**RECORDS SUPPLIED**.
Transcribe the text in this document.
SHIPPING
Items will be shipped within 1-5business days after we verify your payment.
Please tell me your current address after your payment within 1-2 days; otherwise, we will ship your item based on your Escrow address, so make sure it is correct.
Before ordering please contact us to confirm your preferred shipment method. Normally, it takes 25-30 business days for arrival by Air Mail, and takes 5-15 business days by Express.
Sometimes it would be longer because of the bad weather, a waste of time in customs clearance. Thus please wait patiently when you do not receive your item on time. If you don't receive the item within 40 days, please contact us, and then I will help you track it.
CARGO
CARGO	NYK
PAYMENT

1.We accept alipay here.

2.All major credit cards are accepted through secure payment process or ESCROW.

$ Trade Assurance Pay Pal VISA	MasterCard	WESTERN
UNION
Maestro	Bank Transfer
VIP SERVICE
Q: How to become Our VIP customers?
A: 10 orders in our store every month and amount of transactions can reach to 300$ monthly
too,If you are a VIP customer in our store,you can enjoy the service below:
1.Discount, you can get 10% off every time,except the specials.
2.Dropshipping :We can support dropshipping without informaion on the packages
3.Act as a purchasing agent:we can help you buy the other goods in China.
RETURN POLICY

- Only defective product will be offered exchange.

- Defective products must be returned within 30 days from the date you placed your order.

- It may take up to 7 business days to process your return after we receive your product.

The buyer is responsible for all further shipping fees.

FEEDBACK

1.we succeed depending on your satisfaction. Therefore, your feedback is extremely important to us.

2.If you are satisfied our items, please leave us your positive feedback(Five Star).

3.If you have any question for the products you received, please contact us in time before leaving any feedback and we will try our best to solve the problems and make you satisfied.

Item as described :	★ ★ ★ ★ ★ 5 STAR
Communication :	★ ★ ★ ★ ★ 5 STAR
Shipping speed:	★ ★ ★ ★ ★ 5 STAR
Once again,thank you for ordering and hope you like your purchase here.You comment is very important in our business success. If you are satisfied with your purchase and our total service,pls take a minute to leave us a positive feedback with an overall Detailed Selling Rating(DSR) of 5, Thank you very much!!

**JOB**. Locate all lines in the listing above with the word "every". Copy them.

**CORRECT ANSWER**.
A: 10 orders in our store every month and amount of transactions can reach to 300$ monthly
1.Discount, you can get 10% off every time,except the specials.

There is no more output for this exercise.